WORK TO BE COMPLETED -
List each line of the data that holds the string "this".

──────── PROVIDED MATERIAL

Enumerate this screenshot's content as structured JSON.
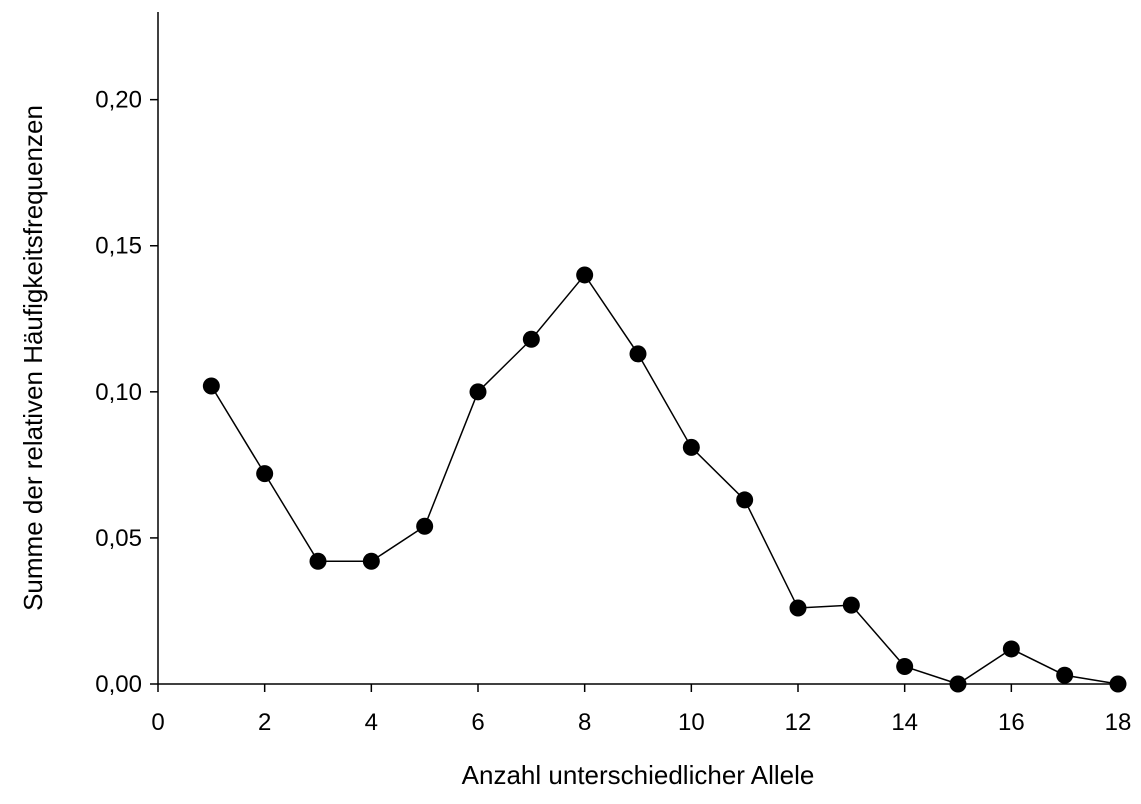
{
  "chart_data": {
    "type": "line",
    "title": "",
    "xlabel": "Anzahl unterschiedlicher Allele",
    "ylabel": "Summe der relativen Häufigkeitsfrequenzen",
    "xlim": [
      0,
      18
    ],
    "ylim": [
      0,
      0.23
    ],
    "x_ticks": [
      0,
      2,
      4,
      6,
      8,
      10,
      12,
      14,
      16,
      18
    ],
    "x_tick_labels": [
      "0",
      "2",
      "4",
      "6",
      "8",
      "10",
      "12",
      "14",
      "16",
      "18"
    ],
    "y_ticks": [
      0,
      0.05,
      0.1,
      0.15,
      0.2
    ],
    "y_tick_labels": [
      "0,00",
      "0,05",
      "0,10",
      "0,15",
      "0,20"
    ],
    "grid": false,
    "legend": "none",
    "series": [
      {
        "x": [
          1,
          2,
          3,
          4,
          5,
          6,
          7,
          8,
          9,
          10,
          11,
          12,
          13,
          14,
          15,
          16,
          17,
          18
        ],
        "y": [
          0.102,
          0.072,
          0.042,
          0.042,
          0.054,
          0.1,
          0.118,
          0.14,
          0.113,
          0.081,
          0.063,
          0.026,
          0.027,
          0.006,
          0.0,
          0.012,
          0.003,
          0.0
        ],
        "color": "#000000",
        "marker": "circle-filled"
      }
    ]
  }
}
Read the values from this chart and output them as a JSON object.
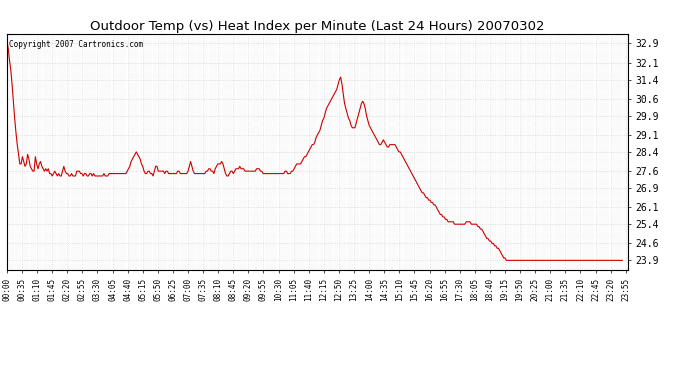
{
  "title": "Outdoor Temp (vs) Heat Index per Minute (Last 24 Hours) 20070302",
  "copyright_text": "Copyright 2007 Cartronics.com",
  "line_color": "#cc0000",
  "background_color": "#ffffff",
  "grid_color": "#cccccc",
  "yticks": [
    23.9,
    24.6,
    25.4,
    26.1,
    26.9,
    27.6,
    28.4,
    29.1,
    29.9,
    30.6,
    31.4,
    32.1,
    32.9
  ],
  "ylim": [
    23.5,
    33.3
  ],
  "xtick_step": 35,
  "xtick_labels": [
    "00:00",
    "00:35",
    "01:10",
    "01:45",
    "02:20",
    "02:55",
    "03:30",
    "04:05",
    "04:40",
    "05:15",
    "05:50",
    "06:25",
    "07:00",
    "07:35",
    "08:10",
    "08:45",
    "09:20",
    "09:55",
    "10:30",
    "11:05",
    "11:40",
    "12:15",
    "12:50",
    "13:25",
    "14:00",
    "14:35",
    "15:10",
    "15:45",
    "16:20",
    "16:55",
    "17:30",
    "18:05",
    "18:40",
    "19:15",
    "19:50",
    "20:25",
    "21:00",
    "21:35",
    "22:10",
    "22:45",
    "23:20",
    "23:55"
  ],
  "data_points": [
    [
      0,
      33.0
    ],
    [
      3,
      32.7
    ],
    [
      6,
      32.2
    ],
    [
      9,
      31.8
    ],
    [
      12,
      31.2
    ],
    [
      15,
      30.5
    ],
    [
      18,
      29.8
    ],
    [
      21,
      29.2
    ],
    [
      24,
      28.7
    ],
    [
      27,
      28.3
    ],
    [
      30,
      27.9
    ],
    [
      33,
      27.9
    ],
    [
      36,
      28.2
    ],
    [
      39,
      28.0
    ],
    [
      42,
      27.8
    ],
    [
      45,
      27.9
    ],
    [
      48,
      28.3
    ],
    [
      51,
      28.1
    ],
    [
      54,
      27.8
    ],
    [
      57,
      27.7
    ],
    [
      60,
      27.6
    ],
    [
      63,
      27.6
    ],
    [
      66,
      28.2
    ],
    [
      69,
      27.9
    ],
    [
      72,
      27.7
    ],
    [
      75,
      27.9
    ],
    [
      78,
      28.0
    ],
    [
      81,
      27.8
    ],
    [
      84,
      27.7
    ],
    [
      87,
      27.6
    ],
    [
      90,
      27.7
    ],
    [
      93,
      27.6
    ],
    [
      96,
      27.7
    ],
    [
      99,
      27.5
    ],
    [
      102,
      27.5
    ],
    [
      105,
      27.4
    ],
    [
      108,
      27.5
    ],
    [
      111,
      27.6
    ],
    [
      114,
      27.5
    ],
    [
      117,
      27.4
    ],
    [
      120,
      27.5
    ],
    [
      123,
      27.4
    ],
    [
      126,
      27.4
    ],
    [
      129,
      27.6
    ],
    [
      132,
      27.8
    ],
    [
      135,
      27.6
    ],
    [
      138,
      27.5
    ],
    [
      141,
      27.5
    ],
    [
      144,
      27.4
    ],
    [
      147,
      27.4
    ],
    [
      150,
      27.5
    ],
    [
      153,
      27.4
    ],
    [
      156,
      27.4
    ],
    [
      159,
      27.4
    ],
    [
      162,
      27.6
    ],
    [
      165,
      27.6
    ],
    [
      168,
      27.6
    ],
    [
      171,
      27.5
    ],
    [
      174,
      27.5
    ],
    [
      177,
      27.4
    ],
    [
      180,
      27.5
    ],
    [
      183,
      27.5
    ],
    [
      186,
      27.4
    ],
    [
      189,
      27.4
    ],
    [
      192,
      27.5
    ],
    [
      195,
      27.5
    ],
    [
      198,
      27.4
    ],
    [
      201,
      27.5
    ],
    [
      204,
      27.4
    ],
    [
      207,
      27.4
    ],
    [
      210,
      27.4
    ],
    [
      213,
      27.4
    ],
    [
      216,
      27.4
    ],
    [
      219,
      27.4
    ],
    [
      222,
      27.4
    ],
    [
      225,
      27.5
    ],
    [
      228,
      27.4
    ],
    [
      231,
      27.4
    ],
    [
      234,
      27.4
    ],
    [
      237,
      27.5
    ],
    [
      240,
      27.5
    ],
    [
      243,
      27.5
    ],
    [
      246,
      27.5
    ],
    [
      249,
      27.5
    ],
    [
      252,
      27.5
    ],
    [
      255,
      27.5
    ],
    [
      258,
      27.5
    ],
    [
      261,
      27.5
    ],
    [
      264,
      27.5
    ],
    [
      267,
      27.5
    ],
    [
      270,
      27.5
    ],
    [
      273,
      27.5
    ],
    [
      276,
      27.5
    ],
    [
      279,
      27.6
    ],
    [
      282,
      27.7
    ],
    [
      285,
      27.8
    ],
    [
      288,
      28.0
    ],
    [
      291,
      28.1
    ],
    [
      294,
      28.2
    ],
    [
      297,
      28.3
    ],
    [
      300,
      28.4
    ],
    [
      303,
      28.3
    ],
    [
      306,
      28.2
    ],
    [
      309,
      28.1
    ],
    [
      312,
      27.9
    ],
    [
      315,
      27.8
    ],
    [
      318,
      27.6
    ],
    [
      321,
      27.5
    ],
    [
      324,
      27.5
    ],
    [
      327,
      27.6
    ],
    [
      330,
      27.6
    ],
    [
      333,
      27.5
    ],
    [
      336,
      27.5
    ],
    [
      339,
      27.4
    ],
    [
      342,
      27.6
    ],
    [
      345,
      27.8
    ],
    [
      348,
      27.8
    ],
    [
      351,
      27.6
    ],
    [
      354,
      27.6
    ],
    [
      357,
      27.6
    ],
    [
      360,
      27.6
    ],
    [
      363,
      27.6
    ],
    [
      366,
      27.5
    ],
    [
      369,
      27.6
    ],
    [
      372,
      27.6
    ],
    [
      375,
      27.5
    ],
    [
      378,
      27.5
    ],
    [
      381,
      27.5
    ],
    [
      384,
      27.5
    ],
    [
      387,
      27.5
    ],
    [
      390,
      27.5
    ],
    [
      393,
      27.5
    ],
    [
      396,
      27.6
    ],
    [
      399,
      27.6
    ],
    [
      402,
      27.5
    ],
    [
      405,
      27.5
    ],
    [
      408,
      27.5
    ],
    [
      411,
      27.5
    ],
    [
      414,
      27.5
    ],
    [
      417,
      27.5
    ],
    [
      420,
      27.6
    ],
    [
      423,
      27.8
    ],
    [
      426,
      28.0
    ],
    [
      429,
      27.8
    ],
    [
      432,
      27.6
    ],
    [
      435,
      27.5
    ],
    [
      438,
      27.5
    ],
    [
      441,
      27.5
    ],
    [
      444,
      27.5
    ],
    [
      447,
      27.5
    ],
    [
      450,
      27.5
    ],
    [
      453,
      27.5
    ],
    [
      456,
      27.5
    ],
    [
      459,
      27.5
    ],
    [
      462,
      27.6
    ],
    [
      465,
      27.6
    ],
    [
      468,
      27.7
    ],
    [
      471,
      27.7
    ],
    [
      474,
      27.6
    ],
    [
      477,
      27.6
    ],
    [
      480,
      27.5
    ],
    [
      483,
      27.7
    ],
    [
      486,
      27.8
    ],
    [
      489,
      27.9
    ],
    [
      492,
      27.9
    ],
    [
      495,
      27.9
    ],
    [
      498,
      28.0
    ],
    [
      501,
      27.9
    ],
    [
      504,
      27.7
    ],
    [
      507,
      27.5
    ],
    [
      510,
      27.4
    ],
    [
      513,
      27.4
    ],
    [
      516,
      27.5
    ],
    [
      519,
      27.6
    ],
    [
      522,
      27.6
    ],
    [
      525,
      27.5
    ],
    [
      528,
      27.6
    ],
    [
      531,
      27.7
    ],
    [
      534,
      27.7
    ],
    [
      537,
      27.7
    ],
    [
      540,
      27.8
    ],
    [
      543,
      27.7
    ],
    [
      546,
      27.7
    ],
    [
      549,
      27.7
    ],
    [
      552,
      27.6
    ],
    [
      555,
      27.6
    ],
    [
      558,
      27.6
    ],
    [
      561,
      27.6
    ],
    [
      564,
      27.6
    ],
    [
      567,
      27.6
    ],
    [
      570,
      27.6
    ],
    [
      573,
      27.6
    ],
    [
      576,
      27.6
    ],
    [
      579,
      27.7
    ],
    [
      582,
      27.7
    ],
    [
      585,
      27.7
    ],
    [
      588,
      27.6
    ],
    [
      591,
      27.6
    ],
    [
      594,
      27.5
    ],
    [
      597,
      27.5
    ],
    [
      600,
      27.5
    ],
    [
      603,
      27.5
    ],
    [
      606,
      27.5
    ],
    [
      609,
      27.5
    ],
    [
      612,
      27.5
    ],
    [
      615,
      27.5
    ],
    [
      618,
      27.5
    ],
    [
      621,
      27.5
    ],
    [
      624,
      27.5
    ],
    [
      627,
      27.5
    ],
    [
      630,
      27.5
    ],
    [
      633,
      27.5
    ],
    [
      636,
      27.5
    ],
    [
      639,
      27.5
    ],
    [
      642,
      27.5
    ],
    [
      645,
      27.6
    ],
    [
      648,
      27.6
    ],
    [
      651,
      27.5
    ],
    [
      654,
      27.5
    ],
    [
      657,
      27.5
    ],
    [
      660,
      27.6
    ],
    [
      663,
      27.6
    ],
    [
      666,
      27.7
    ],
    [
      669,
      27.8
    ],
    [
      672,
      27.9
    ],
    [
      675,
      27.9
    ],
    [
      678,
      27.9
    ],
    [
      681,
      27.9
    ],
    [
      684,
      28.0
    ],
    [
      687,
      28.1
    ],
    [
      690,
      28.2
    ],
    [
      693,
      28.2
    ],
    [
      696,
      28.3
    ],
    [
      699,
      28.4
    ],
    [
      702,
      28.5
    ],
    [
      705,
      28.6
    ],
    [
      708,
      28.7
    ],
    [
      711,
      28.7
    ],
    [
      714,
      28.8
    ],
    [
      717,
      29.0
    ],
    [
      720,
      29.1
    ],
    [
      723,
      29.2
    ],
    [
      726,
      29.3
    ],
    [
      729,
      29.5
    ],
    [
      732,
      29.7
    ],
    [
      735,
      29.8
    ],
    [
      738,
      30.0
    ],
    [
      741,
      30.2
    ],
    [
      744,
      30.3
    ],
    [
      747,
      30.4
    ],
    [
      750,
      30.5
    ],
    [
      753,
      30.6
    ],
    [
      756,
      30.7
    ],
    [
      759,
      30.8
    ],
    [
      762,
      30.9
    ],
    [
      765,
      31.0
    ],
    [
      768,
      31.2
    ],
    [
      771,
      31.4
    ],
    [
      774,
      31.5
    ],
    [
      777,
      31.2
    ],
    [
      780,
      30.8
    ],
    [
      783,
      30.4
    ],
    [
      786,
      30.2
    ],
    [
      789,
      30.0
    ],
    [
      792,
      29.8
    ],
    [
      795,
      29.7
    ],
    [
      798,
      29.5
    ],
    [
      801,
      29.4
    ],
    [
      804,
      29.4
    ],
    [
      807,
      29.4
    ],
    [
      810,
      29.6
    ],
    [
      813,
      29.8
    ],
    [
      816,
      30.0
    ],
    [
      819,
      30.2
    ],
    [
      822,
      30.4
    ],
    [
      825,
      30.5
    ],
    [
      828,
      30.4
    ],
    [
      831,
      30.2
    ],
    [
      834,
      29.9
    ],
    [
      837,
      29.7
    ],
    [
      840,
      29.5
    ],
    [
      843,
      29.4
    ],
    [
      846,
      29.3
    ],
    [
      849,
      29.2
    ],
    [
      852,
      29.1
    ],
    [
      855,
      29.0
    ],
    [
      858,
      28.9
    ],
    [
      861,
      28.8
    ],
    [
      864,
      28.7
    ],
    [
      867,
      28.7
    ],
    [
      870,
      28.8
    ],
    [
      873,
      28.9
    ],
    [
      876,
      28.8
    ],
    [
      879,
      28.7
    ],
    [
      882,
      28.6
    ],
    [
      885,
      28.6
    ],
    [
      888,
      28.7
    ],
    [
      891,
      28.7
    ],
    [
      894,
      28.7
    ],
    [
      897,
      28.7
    ],
    [
      900,
      28.7
    ],
    [
      903,
      28.6
    ],
    [
      906,
      28.5
    ],
    [
      909,
      28.4
    ],
    [
      912,
      28.4
    ],
    [
      915,
      28.3
    ],
    [
      918,
      28.2
    ],
    [
      921,
      28.1
    ],
    [
      924,
      28.0
    ],
    [
      927,
      27.9
    ],
    [
      930,
      27.8
    ],
    [
      933,
      27.7
    ],
    [
      936,
      27.6
    ],
    [
      939,
      27.5
    ],
    [
      942,
      27.4
    ],
    [
      945,
      27.3
    ],
    [
      948,
      27.2
    ],
    [
      951,
      27.1
    ],
    [
      954,
      27.0
    ],
    [
      957,
      26.9
    ],
    [
      960,
      26.8
    ],
    [
      963,
      26.7
    ],
    [
      966,
      26.7
    ],
    [
      969,
      26.6
    ],
    [
      972,
      26.5
    ],
    [
      975,
      26.5
    ],
    [
      978,
      26.4
    ],
    [
      981,
      26.4
    ],
    [
      984,
      26.3
    ],
    [
      987,
      26.3
    ],
    [
      990,
      26.2
    ],
    [
      993,
      26.2
    ],
    [
      996,
      26.1
    ],
    [
      999,
      26.0
    ],
    [
      1002,
      25.9
    ],
    [
      1005,
      25.8
    ],
    [
      1008,
      25.8
    ],
    [
      1011,
      25.7
    ],
    [
      1014,
      25.7
    ],
    [
      1017,
      25.6
    ],
    [
      1020,
      25.6
    ],
    [
      1023,
      25.5
    ],
    [
      1026,
      25.5
    ],
    [
      1029,
      25.5
    ],
    [
      1032,
      25.5
    ],
    [
      1035,
      25.5
    ],
    [
      1038,
      25.4
    ],
    [
      1041,
      25.4
    ],
    [
      1044,
      25.4
    ],
    [
      1047,
      25.4
    ],
    [
      1050,
      25.4
    ],
    [
      1053,
      25.4
    ],
    [
      1056,
      25.4
    ],
    [
      1059,
      25.4
    ],
    [
      1062,
      25.4
    ],
    [
      1065,
      25.5
    ],
    [
      1068,
      25.5
    ],
    [
      1071,
      25.5
    ],
    [
      1074,
      25.5
    ],
    [
      1077,
      25.4
    ],
    [
      1080,
      25.4
    ],
    [
      1083,
      25.4
    ],
    [
      1086,
      25.4
    ],
    [
      1089,
      25.4
    ],
    [
      1092,
      25.3
    ],
    [
      1095,
      25.3
    ],
    [
      1098,
      25.2
    ],
    [
      1101,
      25.2
    ],
    [
      1104,
      25.1
    ],
    [
      1107,
      25.0
    ],
    [
      1110,
      24.9
    ],
    [
      1113,
      24.8
    ],
    [
      1116,
      24.8
    ],
    [
      1119,
      24.7
    ],
    [
      1122,
      24.7
    ],
    [
      1125,
      24.6
    ],
    [
      1128,
      24.6
    ],
    [
      1131,
      24.5
    ],
    [
      1134,
      24.5
    ],
    [
      1137,
      24.4
    ],
    [
      1140,
      24.4
    ],
    [
      1143,
      24.3
    ],
    [
      1146,
      24.2
    ],
    [
      1149,
      24.1
    ],
    [
      1152,
      24.0
    ],
    [
      1155,
      24.0
    ],
    [
      1158,
      23.9
    ],
    [
      1161,
      23.9
    ],
    [
      1164,
      23.9
    ],
    [
      1167,
      23.9
    ],
    [
      1170,
      23.9
    ],
    [
      1173,
      23.9
    ],
    [
      1176,
      23.9
    ],
    [
      1179,
      23.9
    ],
    [
      1182,
      23.9
    ],
    [
      1185,
      23.9
    ],
    [
      1188,
      23.9
    ],
    [
      1191,
      23.9
    ],
    [
      1194,
      23.9
    ],
    [
      1197,
      23.9
    ],
    [
      1200,
      23.9
    ],
    [
      1203,
      23.9
    ],
    [
      1206,
      23.9
    ],
    [
      1209,
      23.9
    ],
    [
      1212,
      23.9
    ],
    [
      1215,
      23.9
    ],
    [
      1218,
      23.9
    ],
    [
      1221,
      23.9
    ],
    [
      1224,
      23.9
    ],
    [
      1427,
      23.9
    ]
  ]
}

────────────────

TASK RESULT -
Enumerate this screenshot's content as structured JSON.
Read the values from this chart and output them as a JSON object.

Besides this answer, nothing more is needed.